YOUR INSTRUCTIONS: Every line with the string "image" should be gathered.

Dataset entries

= = = =

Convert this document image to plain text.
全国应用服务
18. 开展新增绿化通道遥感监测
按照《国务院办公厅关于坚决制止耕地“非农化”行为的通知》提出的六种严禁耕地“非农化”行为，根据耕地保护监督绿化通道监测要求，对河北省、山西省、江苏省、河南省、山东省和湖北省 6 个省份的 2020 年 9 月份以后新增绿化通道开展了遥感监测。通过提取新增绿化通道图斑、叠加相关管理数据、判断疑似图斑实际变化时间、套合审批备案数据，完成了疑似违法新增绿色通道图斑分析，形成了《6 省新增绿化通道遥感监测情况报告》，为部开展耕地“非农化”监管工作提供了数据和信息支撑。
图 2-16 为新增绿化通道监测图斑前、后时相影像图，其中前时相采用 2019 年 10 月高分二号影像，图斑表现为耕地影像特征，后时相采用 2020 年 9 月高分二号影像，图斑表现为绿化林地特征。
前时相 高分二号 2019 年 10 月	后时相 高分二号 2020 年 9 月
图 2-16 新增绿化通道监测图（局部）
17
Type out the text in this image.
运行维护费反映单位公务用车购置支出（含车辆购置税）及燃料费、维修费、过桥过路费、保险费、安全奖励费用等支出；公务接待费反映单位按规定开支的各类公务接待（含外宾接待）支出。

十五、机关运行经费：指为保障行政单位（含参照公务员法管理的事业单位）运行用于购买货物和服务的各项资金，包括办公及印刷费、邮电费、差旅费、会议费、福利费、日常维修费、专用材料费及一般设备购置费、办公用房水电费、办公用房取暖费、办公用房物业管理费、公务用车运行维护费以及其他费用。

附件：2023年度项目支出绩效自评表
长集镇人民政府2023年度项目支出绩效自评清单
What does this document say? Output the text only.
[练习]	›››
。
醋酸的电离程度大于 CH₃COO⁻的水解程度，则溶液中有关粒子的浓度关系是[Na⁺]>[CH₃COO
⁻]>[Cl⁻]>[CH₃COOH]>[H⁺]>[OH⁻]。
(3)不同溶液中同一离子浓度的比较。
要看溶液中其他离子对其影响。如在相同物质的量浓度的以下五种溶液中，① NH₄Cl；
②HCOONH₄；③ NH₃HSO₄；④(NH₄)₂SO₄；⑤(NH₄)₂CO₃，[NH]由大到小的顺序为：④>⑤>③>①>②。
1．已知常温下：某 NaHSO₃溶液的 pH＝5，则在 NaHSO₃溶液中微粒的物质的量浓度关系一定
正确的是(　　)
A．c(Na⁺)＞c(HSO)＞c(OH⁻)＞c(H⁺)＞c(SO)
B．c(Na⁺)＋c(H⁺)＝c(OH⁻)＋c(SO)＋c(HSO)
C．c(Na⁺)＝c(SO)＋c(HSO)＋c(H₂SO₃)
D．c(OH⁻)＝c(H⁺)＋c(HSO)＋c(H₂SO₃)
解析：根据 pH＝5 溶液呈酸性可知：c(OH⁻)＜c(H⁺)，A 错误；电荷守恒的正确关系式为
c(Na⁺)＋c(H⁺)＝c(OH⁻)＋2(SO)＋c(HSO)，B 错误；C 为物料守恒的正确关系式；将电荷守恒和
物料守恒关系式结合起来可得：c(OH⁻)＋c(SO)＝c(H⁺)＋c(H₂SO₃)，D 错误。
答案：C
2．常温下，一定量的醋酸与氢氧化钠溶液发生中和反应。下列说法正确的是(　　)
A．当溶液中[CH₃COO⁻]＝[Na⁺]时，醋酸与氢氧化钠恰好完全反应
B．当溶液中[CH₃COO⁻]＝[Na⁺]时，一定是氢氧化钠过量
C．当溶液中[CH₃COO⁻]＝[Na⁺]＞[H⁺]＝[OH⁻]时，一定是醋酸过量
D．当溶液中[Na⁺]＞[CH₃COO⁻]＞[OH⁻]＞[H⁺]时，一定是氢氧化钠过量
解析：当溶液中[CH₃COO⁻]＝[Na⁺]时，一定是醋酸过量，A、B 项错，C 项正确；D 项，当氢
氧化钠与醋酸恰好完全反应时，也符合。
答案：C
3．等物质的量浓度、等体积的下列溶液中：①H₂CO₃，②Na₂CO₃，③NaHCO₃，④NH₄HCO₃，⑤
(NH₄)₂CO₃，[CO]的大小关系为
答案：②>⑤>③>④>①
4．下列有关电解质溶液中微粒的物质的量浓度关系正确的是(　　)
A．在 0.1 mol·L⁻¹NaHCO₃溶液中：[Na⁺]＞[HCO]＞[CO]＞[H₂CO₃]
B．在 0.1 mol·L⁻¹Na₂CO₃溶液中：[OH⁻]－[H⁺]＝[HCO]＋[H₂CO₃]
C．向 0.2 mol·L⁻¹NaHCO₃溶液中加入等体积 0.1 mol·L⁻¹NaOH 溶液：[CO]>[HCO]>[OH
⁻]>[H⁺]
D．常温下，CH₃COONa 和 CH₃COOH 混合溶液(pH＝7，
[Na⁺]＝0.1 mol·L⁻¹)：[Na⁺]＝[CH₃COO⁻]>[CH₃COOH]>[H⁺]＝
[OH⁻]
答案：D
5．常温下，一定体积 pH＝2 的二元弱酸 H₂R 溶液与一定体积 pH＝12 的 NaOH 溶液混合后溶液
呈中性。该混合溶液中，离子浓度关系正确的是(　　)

= = = =

THE OUTPUT:
Convert this document image to plain text.
Type out the text in this image.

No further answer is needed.